Written task. Find each line holding "ffffff" and copy it out.

Records provided.

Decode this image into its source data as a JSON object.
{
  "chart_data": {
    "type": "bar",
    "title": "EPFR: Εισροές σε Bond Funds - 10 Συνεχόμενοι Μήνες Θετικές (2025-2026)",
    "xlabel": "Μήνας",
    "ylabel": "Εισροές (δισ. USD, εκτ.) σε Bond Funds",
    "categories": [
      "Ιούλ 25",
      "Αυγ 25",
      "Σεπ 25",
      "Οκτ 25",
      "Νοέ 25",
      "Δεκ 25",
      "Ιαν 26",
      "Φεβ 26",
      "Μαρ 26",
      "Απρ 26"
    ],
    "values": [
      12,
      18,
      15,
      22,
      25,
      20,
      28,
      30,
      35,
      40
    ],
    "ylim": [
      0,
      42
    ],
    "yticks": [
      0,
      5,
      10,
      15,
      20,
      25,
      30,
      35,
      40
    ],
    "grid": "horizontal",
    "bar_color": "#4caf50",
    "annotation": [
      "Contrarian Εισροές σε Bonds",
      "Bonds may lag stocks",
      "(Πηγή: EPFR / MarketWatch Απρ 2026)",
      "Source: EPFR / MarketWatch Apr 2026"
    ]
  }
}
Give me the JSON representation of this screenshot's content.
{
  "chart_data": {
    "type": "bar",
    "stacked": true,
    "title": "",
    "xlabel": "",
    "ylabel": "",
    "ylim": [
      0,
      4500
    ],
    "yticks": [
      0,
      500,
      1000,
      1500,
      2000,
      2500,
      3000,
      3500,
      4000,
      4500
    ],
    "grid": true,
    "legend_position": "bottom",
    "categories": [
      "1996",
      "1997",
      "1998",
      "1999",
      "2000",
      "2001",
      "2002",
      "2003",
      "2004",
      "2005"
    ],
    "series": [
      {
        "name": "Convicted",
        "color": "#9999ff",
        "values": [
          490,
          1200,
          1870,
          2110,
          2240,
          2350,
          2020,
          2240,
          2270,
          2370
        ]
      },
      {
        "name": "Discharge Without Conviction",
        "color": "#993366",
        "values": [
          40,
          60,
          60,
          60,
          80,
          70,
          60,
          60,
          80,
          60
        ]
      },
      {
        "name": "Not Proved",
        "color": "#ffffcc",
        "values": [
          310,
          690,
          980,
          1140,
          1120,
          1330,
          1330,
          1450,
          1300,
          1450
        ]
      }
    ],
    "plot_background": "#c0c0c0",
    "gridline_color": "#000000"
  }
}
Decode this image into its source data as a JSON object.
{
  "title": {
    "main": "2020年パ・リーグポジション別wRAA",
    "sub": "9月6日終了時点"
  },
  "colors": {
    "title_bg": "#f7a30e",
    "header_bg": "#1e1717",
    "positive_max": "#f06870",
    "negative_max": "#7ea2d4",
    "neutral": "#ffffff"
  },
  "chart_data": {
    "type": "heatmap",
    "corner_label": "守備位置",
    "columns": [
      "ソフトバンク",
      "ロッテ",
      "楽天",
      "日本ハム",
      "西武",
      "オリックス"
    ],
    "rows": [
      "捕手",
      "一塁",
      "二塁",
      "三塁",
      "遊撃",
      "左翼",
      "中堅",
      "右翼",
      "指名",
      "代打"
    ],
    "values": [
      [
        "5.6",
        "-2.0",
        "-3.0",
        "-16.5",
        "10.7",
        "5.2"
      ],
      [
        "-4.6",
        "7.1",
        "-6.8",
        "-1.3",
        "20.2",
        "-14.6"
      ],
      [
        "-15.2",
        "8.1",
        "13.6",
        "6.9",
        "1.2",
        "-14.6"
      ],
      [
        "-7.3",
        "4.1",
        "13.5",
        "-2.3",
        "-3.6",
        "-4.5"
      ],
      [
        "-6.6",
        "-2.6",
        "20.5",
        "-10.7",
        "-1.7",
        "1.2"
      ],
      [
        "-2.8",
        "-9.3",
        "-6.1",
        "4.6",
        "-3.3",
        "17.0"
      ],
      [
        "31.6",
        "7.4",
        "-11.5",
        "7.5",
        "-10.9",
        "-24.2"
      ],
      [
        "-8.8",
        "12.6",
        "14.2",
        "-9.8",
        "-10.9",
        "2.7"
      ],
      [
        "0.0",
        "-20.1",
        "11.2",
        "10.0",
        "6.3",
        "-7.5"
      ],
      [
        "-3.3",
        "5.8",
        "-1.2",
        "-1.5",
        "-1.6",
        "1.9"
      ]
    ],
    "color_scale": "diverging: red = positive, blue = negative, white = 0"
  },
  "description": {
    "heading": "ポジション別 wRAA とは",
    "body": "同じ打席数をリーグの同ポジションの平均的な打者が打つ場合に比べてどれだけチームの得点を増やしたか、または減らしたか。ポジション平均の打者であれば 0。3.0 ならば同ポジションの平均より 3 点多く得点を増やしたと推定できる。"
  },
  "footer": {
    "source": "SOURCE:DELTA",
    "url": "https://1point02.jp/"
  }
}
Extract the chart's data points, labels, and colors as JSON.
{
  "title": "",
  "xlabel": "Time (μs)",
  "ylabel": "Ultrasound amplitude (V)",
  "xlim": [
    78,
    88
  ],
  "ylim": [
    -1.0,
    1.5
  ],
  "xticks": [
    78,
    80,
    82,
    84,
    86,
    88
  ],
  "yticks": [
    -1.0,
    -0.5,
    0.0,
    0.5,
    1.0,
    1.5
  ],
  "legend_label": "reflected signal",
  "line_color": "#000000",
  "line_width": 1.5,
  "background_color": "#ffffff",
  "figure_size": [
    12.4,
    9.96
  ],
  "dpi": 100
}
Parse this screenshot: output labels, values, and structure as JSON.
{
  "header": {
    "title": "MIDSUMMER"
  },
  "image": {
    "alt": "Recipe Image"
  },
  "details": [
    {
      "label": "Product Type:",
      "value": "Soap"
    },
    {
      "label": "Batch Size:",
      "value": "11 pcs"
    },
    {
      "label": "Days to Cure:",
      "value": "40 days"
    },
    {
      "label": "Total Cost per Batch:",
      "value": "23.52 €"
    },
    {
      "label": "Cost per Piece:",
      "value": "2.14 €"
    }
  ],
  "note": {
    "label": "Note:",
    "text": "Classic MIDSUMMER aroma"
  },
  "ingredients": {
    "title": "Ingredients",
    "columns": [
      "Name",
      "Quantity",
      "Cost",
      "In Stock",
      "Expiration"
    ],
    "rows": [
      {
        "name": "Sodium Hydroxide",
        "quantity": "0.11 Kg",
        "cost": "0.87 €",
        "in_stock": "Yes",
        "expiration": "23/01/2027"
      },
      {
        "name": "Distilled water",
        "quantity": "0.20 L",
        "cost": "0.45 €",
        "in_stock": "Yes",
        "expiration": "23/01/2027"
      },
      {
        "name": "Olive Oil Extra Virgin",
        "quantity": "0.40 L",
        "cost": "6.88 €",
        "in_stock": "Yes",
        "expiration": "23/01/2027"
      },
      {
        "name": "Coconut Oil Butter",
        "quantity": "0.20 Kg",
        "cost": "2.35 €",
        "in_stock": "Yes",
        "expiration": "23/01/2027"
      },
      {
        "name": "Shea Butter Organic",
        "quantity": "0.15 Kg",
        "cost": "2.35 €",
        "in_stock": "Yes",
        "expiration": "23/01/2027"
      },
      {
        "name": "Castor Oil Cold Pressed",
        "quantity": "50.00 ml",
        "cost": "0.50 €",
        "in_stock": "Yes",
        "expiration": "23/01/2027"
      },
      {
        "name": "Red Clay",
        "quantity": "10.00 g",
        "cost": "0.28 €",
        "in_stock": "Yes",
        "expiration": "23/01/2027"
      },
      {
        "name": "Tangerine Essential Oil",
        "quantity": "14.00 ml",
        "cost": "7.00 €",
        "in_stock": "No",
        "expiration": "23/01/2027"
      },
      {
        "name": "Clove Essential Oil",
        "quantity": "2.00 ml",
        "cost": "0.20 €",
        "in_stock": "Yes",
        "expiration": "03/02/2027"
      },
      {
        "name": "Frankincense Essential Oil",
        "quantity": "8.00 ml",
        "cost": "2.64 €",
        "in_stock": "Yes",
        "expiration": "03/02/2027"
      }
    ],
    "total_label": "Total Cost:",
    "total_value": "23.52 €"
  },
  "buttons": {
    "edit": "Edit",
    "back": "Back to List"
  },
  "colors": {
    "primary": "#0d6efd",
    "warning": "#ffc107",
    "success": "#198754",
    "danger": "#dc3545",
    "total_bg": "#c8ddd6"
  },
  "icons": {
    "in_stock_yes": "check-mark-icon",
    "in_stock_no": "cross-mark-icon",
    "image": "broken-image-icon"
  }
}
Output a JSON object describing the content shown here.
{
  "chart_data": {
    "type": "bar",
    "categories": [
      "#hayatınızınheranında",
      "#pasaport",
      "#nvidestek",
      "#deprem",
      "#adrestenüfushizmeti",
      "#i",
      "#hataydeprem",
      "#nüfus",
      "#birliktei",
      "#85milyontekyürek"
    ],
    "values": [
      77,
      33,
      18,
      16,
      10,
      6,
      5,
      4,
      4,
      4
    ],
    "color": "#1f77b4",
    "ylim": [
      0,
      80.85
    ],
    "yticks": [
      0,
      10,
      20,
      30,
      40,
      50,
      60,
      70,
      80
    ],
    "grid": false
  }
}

Exercise solution.
    "neutral": "#ffffff"
  "background_color": "#ffffff",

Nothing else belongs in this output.